(Document page transcript entries)
————————

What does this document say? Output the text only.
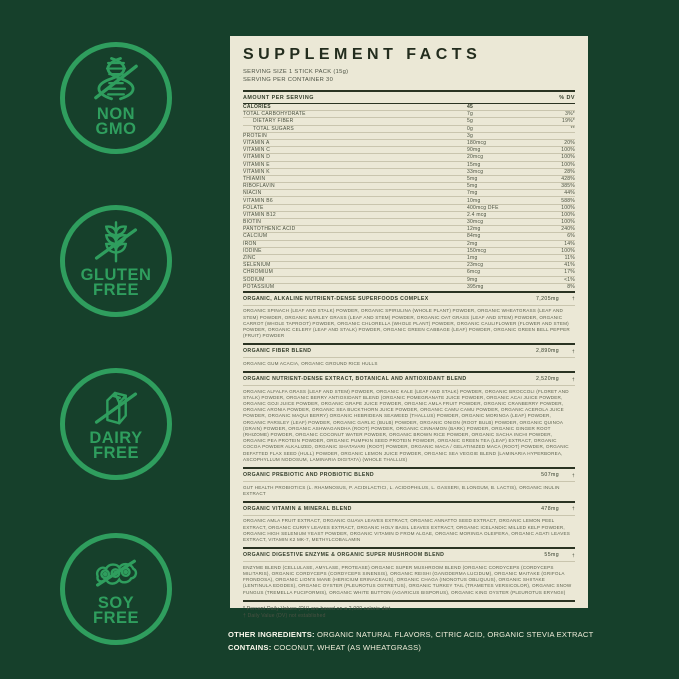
NON
GMO
GLUTEN
FREE
DAIRY
FREE
SOY
FREE
SUPPLEMENT FACTS
SERVING SIZE 1 STICK PACK (15g)
SERVING PER CONTAINER 30
AMOUNT PER SERVING	% DV
CALORIES	45
TOTAL CARBOHYDRATE	7g	3%*
DIETARY FIBER	5g	19%*
TOTAL SUGARS	0g	**
PROTEIN	3g
VITAMIN A	180mcg	20%
VITAMIN C	90mg	100%
VITAMIN D	20mcg	100%
VITAMIN E	15mg	100%
VITAMIN K	33mcg	28%
THIAMIN	5mg	428%
RIBOFLAVIN	5mg	385%
NIACIN	7mg	44%
VITAMIN B6	10mg	588%
FOLATE	400mcg DFE	100%
VITAMIN B12	2.4 mcg	100%
BIOTIN	30mcg	100%
PANTOTHENIC ACID	12mg	240%
CALCIUM	84mg	6%
IRON	2mg	14%
IODINE	150mcg	100%
ZINC	1mg	11%
SELENIUM	23mcg	41%
CHROMIUM	6mcg	17%
SODIUM	9mg	<1%
POTASSIUM	395mg	8%
ORGANIC, ALKALINE NUTRIENT-DENSE SUPERFOODS COMPLEX	7,205mg	†
ORGANIC SPINACH (LEAF AND STALK) POWDER, ORGANIC SPIRULINA (WHOLE PLANT) POWDER, ORGANIC WHEATGRASS (LEAF AND STEM) POWDER, ORGANIC BARLEY GRASS (LEAF AND STEM) POWDER, ORGANIC OAT GRASS (LEAF AND STEM) POWDER, ORGANIC CARROT (WHOLE TAPROOT) POWDER, ORGANIC CHLORELLA (WHOLE PLANT) POWDER, ORGANIC CAULIFLOWER (FLOWER AND STEM) POWDER, ORGANIC CELERY (LEAF AND STALK) POWDER, ORGANIC GREEN CABBAGE (LEAF) POWDER, ORGANIC GREEN BELL PEPPER (FRUIT) POWDER
ORGANIC FIBER BLEND	2,890mg	†
ORGANIC GUM ACACIA, ORGANIC GROUND RICE HULLS
ORGANIC NUTRIENT-DENSE EXTRACT, BOTANICAL AND ANTIOXIDANT BLEND	2,520mg	†
ORGANIC ALFALFA GRASS (LEAF AND STEM) POWDER, ORGANIC KALE (LEAF AND STALK) POWDER, ORGANIC BROCCOLI (FLORET AND STALK) POWDER, ORGANIC BERRY ANTIOXIDANT BLEND (ORGANIC POMEGRANATE JUICE POWDER, ORGANIC ACAI JUICE POWDER, ORGANIC GOJI JUICE POWDER, ORGANIC GRAPE JUICE POWDER, ORGANIC AMLA FRUIT POWDER, ORGANIC CRANBERRY POWDER, ORGANIC ARONIA POWDER, ORGANIC SEA BUCKTHORN JUICE POWDER, ORGANIC CAMU CAMU POWDER, ORGANIC ACEROLA JUICE POWDER, ORGANIC MAQUI BERRY) ORGANIC HEBRIDEAN SEAWEED (THALLUS) POWDER, ORGANIC MORINGA (LEAF) POWDER, ORGANIC PARSLEY (LEAF) POWDER, ORGANIC GARLIC (BULB) POWDER, ORGANIC ONION (ROOT BULB) POWDER, ORGANIC QUINOA (GRAIN) POWDER, ORGANIC ASHWAGANDHA (ROOT) POWDER, ORGANIC CINNAMON (BARK) POWDER, ORGANIC GINGER ROOT (RHIZOME) POWDER, ORGANIC COCONUT WATER POWDER, ORGANIC BROWN RICE POWDER, ORGANIC SACHA INCHI POWDER, ORGANIC PEA PROTEIN POWDER, ORGANIC PUMPKIN SEED PROTEIN POWDER, ORGANIC GREEN TEA (LEAF) EXTRACT, ORGANIC COCOA POWDER ALKALIZED, ORGANIC SHATAVARI (ROOT) POWDER, ORGANIC MACA / GELATINIZED MACA (ROOT) POWDER, ORGANIC DEFATTED FLAX SEED (HULL) POWDER, ORGANIC LEMON JUICE POWDER, ORGANIC SEA VEGGIE BLEND (LAMINARIA HYPERBOREA, ASCOPHYLLUM NODOSUM, LAMINARIA DIGITATA) (WHOLE THALLUS)
ORGANIC PREBIOTIC AND PROBIOTIC BLEND	507mg	†
GUT HEALTH PROBIOTICS (L. RHAMNOSUS, P. ACIDILACTICI, L. ACIDOPHILUS, L. GASSERI, B.LONGUM, B. LACTIS), ORGANIC INULIN EXTRACT
ORGANIC VITAMIN & MINERAL BLEND	478mg	†
ORGANIC AMLA FRUIT EXTRACT, ORGANIC GUAVA LEAVES EXTRACT, ORGANIC ANNATTO SEED EXTRACT, ORGANIC LEMON PEEL EXTRACT, ORGANIC CURRY LEAVES EXTRACT, ORGANIC HOLY BASIL LEAVES EXTRACT, ORGANIC ICELANDIC MILLED KELP POWDER, ORGANIC HIGH SELENIUM YEAST POWDER, ORGANIC VITAMIN D FROM ALGAE, ORGANIC MORINGA OLEIFERA, ORGANIC AGATI LEAVES EXTRACT, VITAMIN K2 MK-7, METHYLCOBALAMIN
ORGANIC DIGESTIVE ENZYME & ORGANIC SUPER MUSHROOM BLEND	55mg	†
ENZYME BLEND (CELLULASE, AMYLASE, PROTEASE) ORGANIC SUPER MUSHROOM BLEND (ORGANIC CORDYCEPS (CORDYCEPS MILITARIS), ORGANIC CORDYCEPS (CORDYCEPS SINENSIS), ORGANIC REISHI (GANODERMA LUCIDUM), ORGANIC MAITAKE (GRIFOLA FRONDOSA), ORGANIC LION'S MANE (HERICIUM ERINACEAUS), ORGANIC CHAGA (INONOTUS OBLIQUUS), ORGANIC SHIITAKE (LENTINULA EDODES), ORGANIC OYSTER (PLEUROTUS OSTRETUS), ORGANIC TURKEY TAIL (TRAMETES VERSICOLOR), ORGANIC SNOW FUNGUS (TREMELLA FUCIFORMIS), ORGANIC WHITE BUTTON (AGARICUS BISPORUS), ORGANIC KING OYSTER (PLEUROTUS ERYNGII)
* Percent Daily Values (DV) are based on a 2,000 calorie diet
† Daily Value (DV) not established
OTHER INGREDIENTS: ORGANIC NATURAL FLAVORS, CITRIC ACID, ORGANIC STEVIA EXTRACT
CONTAINS: COCONUT, WHEAT (AS WHEATGRASS)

————————

**What the task requires:** Your job is to copy every entry exactly. Omit the pictures.

**Result of this exercise:**
What does this document say? Output the text only.
NON
GMO
GLUTEN
FREE
DAIRY
FREE
SOY
FREE
SUPPLEMENT FACTS
SERVING SIZE 1 STICK PACK (15g)
SERVING PER CONTAINER 30
AMOUNT PER SERVING	% DV
CALORIES	45
TOTAL CARBOHYDRATE	7g	3%*
DIETARY FIBER	5g	19%*
TOTAL SUGARS	0g	**
PROTEIN	3g
VITAMIN A	180mcg	20%
VITAMIN C	90mg	100%
VITAMIN D	20mcg	100%
VITAMIN E	15mg	100%
VITAMIN K	33mcg	28%
THIAMIN	5mg	428%
RIBOFLAVIN	5mg	385%
NIACIN	7mg	44%
VITAMIN B6	10mg	588%
FOLATE	400mcg DFE	100%
VITAMIN B12	2.4 mcg	100%
BIOTIN	30mcg	100%
PANTOTHENIC ACID	12mg	240%
CALCIUM	84mg	6%
IRON	2mg	14%
IODINE	150mcg	100%
ZINC	1mg	11%
SELENIUM	23mcg	41%
CHROMIUM	6mcg	17%
SODIUM	9mg	<1%
POTASSIUM	395mg	8%
ORGANIC, ALKALINE NUTRIENT-DENSE SUPERFOODS COMPLEX	7,205mg	†
ORGANIC SPINACH (LEAF AND STALK) POWDER, ORGANIC SPIRULINA (WHOLE PLANT) POWDER, ORGANIC WHEATGRASS (LEAF AND STEM) POWDER, ORGANIC BARLEY GRASS (LEAF AND STEM) POWDER, ORGANIC OAT GRASS (LEAF AND STEM) POWDER, ORGANIC CARROT (WHOLE TAPROOT) POWDER, ORGANIC CHLORELLA (WHOLE PLANT) POWDER, ORGANIC CAULIFLOWER (FLOWER AND STEM) POWDER, ORGANIC CELERY (LEAF AND STALK) POWDER, ORGANIC GREEN CABBAGE (LEAF) POWDER, ORGANIC GREEN BELL PEPPER (FRUIT) POWDER
ORGANIC FIBER BLEND	2,890mg	†
ORGANIC GUM ACACIA, ORGANIC GROUND RICE HULLS
ORGANIC NUTRIENT-DENSE EXTRACT, BOTANICAL AND ANTIOXIDANT BLEND	2,520mg	†
ORGANIC ALFALFA GRASS (LEAF AND STEM) POWDER, ORGANIC KALE (LEAF AND STALK) POWDER, ORGANIC BROCCOLI (FLORET AND STALK) POWDER, ORGANIC BERRY ANTIOXIDANT BLEND (ORGANIC POMEGRANATE JUICE POWDER, ORGANIC ACAI JUICE POWDER, ORGANIC GOJI JUICE POWDER, ORGANIC GRAPE JUICE POWDER, ORGANIC AMLA FRUIT POWDER, ORGANIC CRANBERRY POWDER, ORGANIC ARONIA POWDER, ORGANIC SEA BUCKTHORN JUICE POWDER, ORGANIC CAMU CAMU POWDER, ORGANIC ACEROLA JUICE POWDER, ORGANIC MAQUI BERRY) ORGANIC HEBRIDEAN SEAWEED (THALLUS) POWDER, ORGANIC MORINGA (LEAF) POWDER, ORGANIC PARSLEY (LEAF) POWDER, ORGANIC GARLIC (BULB) POWDER, ORGANIC ONION (ROOT BULB) POWDER, ORGANIC QUINOA (GRAIN) POWDER, ORGANIC ASHWAGANDHA (ROOT) POWDER, ORGANIC CINNAMON (BARK) POWDER, ORGANIC GINGER ROOT (RHIZOME) POWDER, ORGANIC COCONUT WATER POWDER, ORGANIC BROWN RICE POWDER, ORGANIC SACHA INCHI POWDER, ORGANIC PEA PROTEIN POWDER, ORGANIC PUMPKIN SEED PROTEIN POWDER, ORGANIC GREEN TEA (LEAF) EXTRACT, ORGANIC COCOA POWDER ALKALIZED, ORGANIC SHATAVARI (ROOT) POWDER, ORGANIC MACA / GELATINIZED MACA (ROOT) POWDER, ORGANIC DEFATTED FLAX SEED (HULL) POWDER, ORGANIC LEMON JUICE POWDER, ORGANIC SEA VEGGIE BLEND (LAMINARIA HYPERBOREA, ASCOPHYLLUM NODOSUM, LAMINARIA DIGITATA) (WHOLE THALLUS)
ORGANIC PREBIOTIC AND PROBIOTIC BLEND	507mg	†
GUT HEALTH PROBIOTICS (L. RHAMNOSUS, P. ACIDILACTICI, L. ACIDOPHILUS, L. GASSERI, B.LONGUM, B. LACTIS), ORGANIC INULIN EXTRACT
ORGANIC VITAMIN & MINERAL BLEND	478mg	†
ORGANIC AMLA FRUIT EXTRACT, ORGANIC GUAVA LEAVES EXTRACT, ORGANIC ANNATTO SEED EXTRACT, ORGANIC LEMON PEEL EXTRACT, ORGANIC CURRY LEAVES EXTRACT, ORGANIC HOLY BASIL LEAVES EXTRACT, ORGANIC ICELANDIC MILLED KELP POWDER, ORGANIC HIGH SELENIUM YEAST POWDER, ORGANIC VITAMIN D FROM ALGAE, ORGANIC MORINGA OLEIFERA, ORGANIC AGATI LEAVES EXTRACT, VITAMIN K2 MK-7, METHYLCOBALAMIN
ORGANIC DIGESTIVE ENZYME & ORGANIC SUPER MUSHROOM BLEND	55mg	†
ENZYME BLEND (CELLULASE, AMYLASE, PROTEASE) ORGANIC SUPER MUSHROOM BLEND (ORGANIC CORDYCEPS (CORDYCEPS MILITARIS), ORGANIC CORDYCEPS (CORDYCEPS SINENSIS), ORGANIC REISHI (GANODERMA LUCIDUM), ORGANIC MAITAKE (GRIFOLA FRONDOSA), ORGANIC LION'S MANE (HERICIUM ERINACEAUS), ORGANIC CHAGA (INONOTUS OBLIQUUS), ORGANIC SHIITAKE (LENTINULA EDODES), ORGANIC OYSTER (PLEUROTUS OSTRETUS), ORGANIC TURKEY TAIL (TRAMETES VERSICOLOR), ORGANIC SNOW FUNGUS (TREMELLA FUCIFORMIS), ORGANIC WHITE BUTTON (AGARICUS BISPORUS), ORGANIC KING OYSTER (PLEUROTUS ERYNGII)
* Percent Daily Values (DV) are based on a 2,000 calorie diet
† Daily Value (DV) not established
OTHER INGREDIENTS: ORGANIC NATURAL FLAVORS, CITRIC ACID, ORGANIC STEVIA EXTRACT
CONTAINS: COCONUT, WHEAT (AS WHEATGRASS)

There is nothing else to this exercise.